**Texte source:**
---
L. G. Comme toute société cotée, nous avons un dialogue actif avec eux, à la fois des investisseurs actionnaires chez Elis, et des prospects à qui il faut donner envie de se positionner. Les maisons d’analystes suivant le titre Elis font également de l’évangélisation afin de faire connaître le dossier. Nous rencontrons les investisseurs régulièrement lors de roadshows ou de conf-calls.

Comment gérez-vous les demandes d’améliorations particulières des investisseurs ?

L. G. Ce sont les propriétaires de l’entreprise, leurs demandes sont donc tout à fait légitimes. C’est un processus démocratique. Quand un point de vue est partagé par une majorité de la base actionnariale, nous en tenons compte et le rapportons au conseil de surveillance, au sein duquel les deux plus gros actionnaires sont représentés et jouent un rôle actif dans la gouvernance. Cela va permettre le cas échéant, et si nous sommes en accord avec les recommandations, d’affiner la stratégie d’entreprise.

"Il faut savoir garder un certain recul et une vision long terme"

Forcément, le poids de l’actionnaire compte. Néanmoins, il faut savoir garder un certain recul et une vision long terme. Des asset managers peuvent aller et venir sur le dossier Elis afin de réaliser des plus-values court-terme. D’autres peuvent également changer d’avis en très peu de temps en fonction des conditions de marché.

Avez-vous déjà eu des investisseurs "activistes" ?

L. G. Nous n’en avons pas tout simplement car il n’y a pas d’angles d’attaque sur Elis, nous sommes un pure player, la stratégie est lisse. Il y a dix ans, il existait des fonds activistes agressifs, mais finalement, avoir un dialogue avec l’entreprise cible et lui suggérer des points améliorations est une pratique saine. Aujourd’hui cela se fait toujours pour réorienter la stratégie d’entreprise, mais de façon bienveillante et moins radicale.

Qu'est-ce qui est attrayant pour ELEVA Capital dans une entreprise comme Elis ?
---
**Données à examiner:**

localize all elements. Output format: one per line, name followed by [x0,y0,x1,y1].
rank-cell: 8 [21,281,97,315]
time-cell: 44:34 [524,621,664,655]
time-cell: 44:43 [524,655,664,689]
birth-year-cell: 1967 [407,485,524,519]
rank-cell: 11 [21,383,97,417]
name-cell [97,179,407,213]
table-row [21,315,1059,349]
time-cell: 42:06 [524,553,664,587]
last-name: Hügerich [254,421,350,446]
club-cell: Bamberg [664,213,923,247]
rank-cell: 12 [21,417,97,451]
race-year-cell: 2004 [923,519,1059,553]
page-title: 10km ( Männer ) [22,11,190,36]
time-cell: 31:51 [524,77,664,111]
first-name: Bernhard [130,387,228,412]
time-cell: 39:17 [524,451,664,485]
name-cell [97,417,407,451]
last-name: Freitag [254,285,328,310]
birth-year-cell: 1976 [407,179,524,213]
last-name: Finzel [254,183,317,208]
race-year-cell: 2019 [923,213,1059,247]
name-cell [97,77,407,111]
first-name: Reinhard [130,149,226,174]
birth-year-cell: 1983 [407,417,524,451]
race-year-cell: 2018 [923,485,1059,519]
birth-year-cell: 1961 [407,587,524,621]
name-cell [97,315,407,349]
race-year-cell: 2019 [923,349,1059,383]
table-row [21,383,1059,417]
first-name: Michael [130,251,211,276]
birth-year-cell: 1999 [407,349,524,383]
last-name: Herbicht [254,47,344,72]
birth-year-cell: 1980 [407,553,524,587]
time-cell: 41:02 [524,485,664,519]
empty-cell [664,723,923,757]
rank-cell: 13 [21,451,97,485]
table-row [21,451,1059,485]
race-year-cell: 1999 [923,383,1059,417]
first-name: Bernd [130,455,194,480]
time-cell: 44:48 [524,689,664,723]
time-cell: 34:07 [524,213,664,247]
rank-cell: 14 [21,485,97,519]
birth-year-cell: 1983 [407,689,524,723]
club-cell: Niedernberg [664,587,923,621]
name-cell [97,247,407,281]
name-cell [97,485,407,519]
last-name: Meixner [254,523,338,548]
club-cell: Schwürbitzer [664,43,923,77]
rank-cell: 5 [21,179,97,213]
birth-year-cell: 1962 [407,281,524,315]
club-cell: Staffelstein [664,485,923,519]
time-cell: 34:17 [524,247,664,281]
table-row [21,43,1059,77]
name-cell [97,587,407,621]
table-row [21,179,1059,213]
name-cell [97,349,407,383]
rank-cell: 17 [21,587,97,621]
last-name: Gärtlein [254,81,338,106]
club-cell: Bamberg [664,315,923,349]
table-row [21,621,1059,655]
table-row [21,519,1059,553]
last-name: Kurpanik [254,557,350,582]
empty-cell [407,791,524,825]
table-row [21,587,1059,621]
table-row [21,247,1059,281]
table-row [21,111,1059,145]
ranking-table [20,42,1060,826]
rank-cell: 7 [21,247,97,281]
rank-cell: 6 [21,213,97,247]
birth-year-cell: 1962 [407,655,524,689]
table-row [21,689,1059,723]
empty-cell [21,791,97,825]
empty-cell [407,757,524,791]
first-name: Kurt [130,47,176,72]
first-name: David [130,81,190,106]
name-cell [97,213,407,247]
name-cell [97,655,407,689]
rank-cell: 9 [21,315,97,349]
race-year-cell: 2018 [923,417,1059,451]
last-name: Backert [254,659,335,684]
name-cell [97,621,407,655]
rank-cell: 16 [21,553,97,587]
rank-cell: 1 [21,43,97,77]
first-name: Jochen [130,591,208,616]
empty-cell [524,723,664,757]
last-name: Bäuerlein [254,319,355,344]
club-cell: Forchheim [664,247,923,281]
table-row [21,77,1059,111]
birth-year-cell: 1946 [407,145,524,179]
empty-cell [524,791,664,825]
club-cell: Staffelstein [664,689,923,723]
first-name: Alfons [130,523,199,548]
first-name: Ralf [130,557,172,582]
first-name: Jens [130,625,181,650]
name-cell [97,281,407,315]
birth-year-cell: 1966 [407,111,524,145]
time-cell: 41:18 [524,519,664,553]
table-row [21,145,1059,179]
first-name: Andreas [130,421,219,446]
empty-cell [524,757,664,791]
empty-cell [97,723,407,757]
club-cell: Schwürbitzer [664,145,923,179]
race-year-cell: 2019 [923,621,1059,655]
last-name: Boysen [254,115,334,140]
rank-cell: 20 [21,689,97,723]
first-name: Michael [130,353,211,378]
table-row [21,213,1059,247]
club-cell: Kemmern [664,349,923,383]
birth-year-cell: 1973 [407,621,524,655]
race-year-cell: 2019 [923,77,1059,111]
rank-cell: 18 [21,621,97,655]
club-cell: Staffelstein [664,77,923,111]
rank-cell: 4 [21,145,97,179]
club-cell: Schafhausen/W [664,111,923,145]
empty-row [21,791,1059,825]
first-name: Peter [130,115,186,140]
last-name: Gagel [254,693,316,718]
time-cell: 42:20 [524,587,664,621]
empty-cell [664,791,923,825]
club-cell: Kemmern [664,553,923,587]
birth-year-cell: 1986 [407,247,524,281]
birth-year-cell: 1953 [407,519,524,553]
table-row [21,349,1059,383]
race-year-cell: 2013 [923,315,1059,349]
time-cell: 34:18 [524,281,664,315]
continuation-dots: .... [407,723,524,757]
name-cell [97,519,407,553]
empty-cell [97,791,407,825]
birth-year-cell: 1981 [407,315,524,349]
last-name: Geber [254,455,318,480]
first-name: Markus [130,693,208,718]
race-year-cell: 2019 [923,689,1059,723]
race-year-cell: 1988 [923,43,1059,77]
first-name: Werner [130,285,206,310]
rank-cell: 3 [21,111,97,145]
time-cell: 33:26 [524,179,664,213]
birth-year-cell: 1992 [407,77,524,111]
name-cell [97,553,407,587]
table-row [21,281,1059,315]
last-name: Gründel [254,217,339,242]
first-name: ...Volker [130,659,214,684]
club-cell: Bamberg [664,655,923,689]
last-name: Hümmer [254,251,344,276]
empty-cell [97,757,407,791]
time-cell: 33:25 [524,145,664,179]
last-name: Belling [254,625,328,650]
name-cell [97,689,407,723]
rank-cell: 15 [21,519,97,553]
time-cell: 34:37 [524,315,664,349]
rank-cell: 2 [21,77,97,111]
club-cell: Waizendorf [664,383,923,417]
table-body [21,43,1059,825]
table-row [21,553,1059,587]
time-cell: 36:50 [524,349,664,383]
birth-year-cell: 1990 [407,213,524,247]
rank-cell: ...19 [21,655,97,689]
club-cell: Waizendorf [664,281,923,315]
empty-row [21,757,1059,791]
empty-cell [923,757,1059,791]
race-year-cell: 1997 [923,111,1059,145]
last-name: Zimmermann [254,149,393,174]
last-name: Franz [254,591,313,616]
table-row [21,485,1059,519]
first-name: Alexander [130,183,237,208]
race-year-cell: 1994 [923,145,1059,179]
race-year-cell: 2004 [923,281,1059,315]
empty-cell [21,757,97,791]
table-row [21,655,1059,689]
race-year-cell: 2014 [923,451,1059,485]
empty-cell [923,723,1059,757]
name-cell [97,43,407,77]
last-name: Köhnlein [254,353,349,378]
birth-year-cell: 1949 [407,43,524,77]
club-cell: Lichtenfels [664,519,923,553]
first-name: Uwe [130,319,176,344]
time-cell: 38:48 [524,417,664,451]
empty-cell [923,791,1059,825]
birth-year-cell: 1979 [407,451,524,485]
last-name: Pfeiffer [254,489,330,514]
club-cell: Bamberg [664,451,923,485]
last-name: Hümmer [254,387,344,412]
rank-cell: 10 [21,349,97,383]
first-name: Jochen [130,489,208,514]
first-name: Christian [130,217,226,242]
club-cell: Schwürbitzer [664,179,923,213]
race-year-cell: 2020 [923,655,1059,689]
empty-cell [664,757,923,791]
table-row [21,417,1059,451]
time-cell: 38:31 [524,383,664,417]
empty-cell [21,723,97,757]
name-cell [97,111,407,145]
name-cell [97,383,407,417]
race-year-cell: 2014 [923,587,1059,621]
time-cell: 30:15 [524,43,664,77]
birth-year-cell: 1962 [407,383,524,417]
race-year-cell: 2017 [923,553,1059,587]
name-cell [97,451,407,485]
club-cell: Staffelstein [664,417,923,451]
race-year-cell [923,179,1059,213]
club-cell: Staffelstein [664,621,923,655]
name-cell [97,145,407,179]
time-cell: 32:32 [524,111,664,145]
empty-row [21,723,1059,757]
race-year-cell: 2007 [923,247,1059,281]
---
**Tâche:** Recopiez mot pour mot, s'il vous plaît, le passage de l'entretien sur Elis situé entre "L. G. Nous n’en" et "et moins radicale.", bornes incluses. La liste ci-dessus est un matériau distinct de l'entretien sur Elis.

**Tâche réalisée:**
L. G. Nous n’en avons pas tout simplement car il n’y a pas d’angles d’attaque sur Elis, nous sommes un pure player, la stratégie est lisse. Il y a dix ans, il existait des fonds activistes agressifs, mais finalement, avoir un dialogue avec l’entreprise cible et lui suggérer des points améliorations est une pratique saine. Aujourd’hui cela se fait toujours pour réorienter la stratégie d’entreprise, mais de façon bienveillante et moins radicale.